Material shown >>
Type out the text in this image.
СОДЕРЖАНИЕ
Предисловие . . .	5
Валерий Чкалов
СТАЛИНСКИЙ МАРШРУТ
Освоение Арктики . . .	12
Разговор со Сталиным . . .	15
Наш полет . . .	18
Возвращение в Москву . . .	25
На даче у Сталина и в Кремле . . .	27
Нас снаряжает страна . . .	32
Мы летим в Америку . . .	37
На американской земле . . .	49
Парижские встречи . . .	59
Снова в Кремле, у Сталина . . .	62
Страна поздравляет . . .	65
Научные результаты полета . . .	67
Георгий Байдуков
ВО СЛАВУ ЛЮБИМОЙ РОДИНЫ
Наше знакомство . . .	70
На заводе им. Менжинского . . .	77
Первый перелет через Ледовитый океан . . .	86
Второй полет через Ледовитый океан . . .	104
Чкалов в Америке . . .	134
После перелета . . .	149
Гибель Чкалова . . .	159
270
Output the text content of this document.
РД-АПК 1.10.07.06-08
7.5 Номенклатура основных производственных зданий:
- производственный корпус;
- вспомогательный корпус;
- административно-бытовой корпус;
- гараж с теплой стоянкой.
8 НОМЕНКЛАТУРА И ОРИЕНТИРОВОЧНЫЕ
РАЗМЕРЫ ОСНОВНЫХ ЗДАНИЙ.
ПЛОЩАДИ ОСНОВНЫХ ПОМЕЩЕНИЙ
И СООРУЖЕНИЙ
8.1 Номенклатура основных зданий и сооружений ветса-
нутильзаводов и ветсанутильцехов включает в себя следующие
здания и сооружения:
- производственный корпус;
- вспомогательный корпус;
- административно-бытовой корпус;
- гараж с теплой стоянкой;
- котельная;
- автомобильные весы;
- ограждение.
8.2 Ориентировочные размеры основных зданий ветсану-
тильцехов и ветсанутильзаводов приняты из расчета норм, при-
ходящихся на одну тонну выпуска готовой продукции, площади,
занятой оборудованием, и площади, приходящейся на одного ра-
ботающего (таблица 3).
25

Directions for this task >> Quote every entry exactly.

Worked solution >>
Type out the text in this image.
СОДЕРЖАНИЕ
Предисловие . . .	5
Валерий Чкалов
СТАЛИНСКИЙ МАРШРУТ
Освоение Арктики . . .	12
Разговор со Сталиным . . .	15
Наш полет . . .	18
Возвращение в Москву . . .	25
На даче у Сталина и в Кремле . . .	27
Нас снаряжает страна . . .	32
Мы летим в Америку . . .	37
На американской земле . . .	49
Парижские встречи . . .	59
Снова в Кремле, у Сталина . . .	62
Страна поздравляет . . .	65
Научные результаты полета . . .	67
Георгий Байдуков
ВО СЛАВУ ЛЮБИМОЙ РОДИНЫ
Наше знакомство . . .	70
На заводе им. Менжинского . . .	77
Первый перелет через Ледовитый океан . . .	86
Второй полет через Ледовитый океан . . .	104
Чкалов в Америке . . .	134
После перелета . . .	149
Гибель Чкалова . . .	159
270
Output the text content of this document.
РД-АПК 1.10.07.06-08
7.5 Номенклатура основных производственных зданий:
- производственный корпус;
- вспомогательный корпус;
- административно-бытовой корпус;
- гараж с теплой стоянкой.
8 НОМЕНКЛАТУРА И ОРИЕНТИРОВОЧНЫЕ
РАЗМЕРЫ ОСНОВНЫХ ЗДАНИЙ.
ПЛОЩАДИ ОСНОВНЫХ ПОМЕЩЕНИЙ
И СООРУЖЕНИЙ
8.1 Номенклатура основных зданий и сооружений ветса-
нутильзаводов и ветсанутильцехов включает в себя следующие
здания и сооружения:
- производственный корпус;
- вспомогательный корпус;
- административно-бытовой корпус;
- гараж с теплой стоянкой;
- котельная;
- автомобильные весы;
- ограждение.
8.2 Ориентировочные размеры основных зданий ветсану-
тильцехов и ветсанутильзаводов приняты из расчета норм, при-
ходящихся на одну тонну выпуска готовой продукции, площади,
занятой оборудованием, и площади, приходящейся на одного ра-
ботающего (таблица 3).
25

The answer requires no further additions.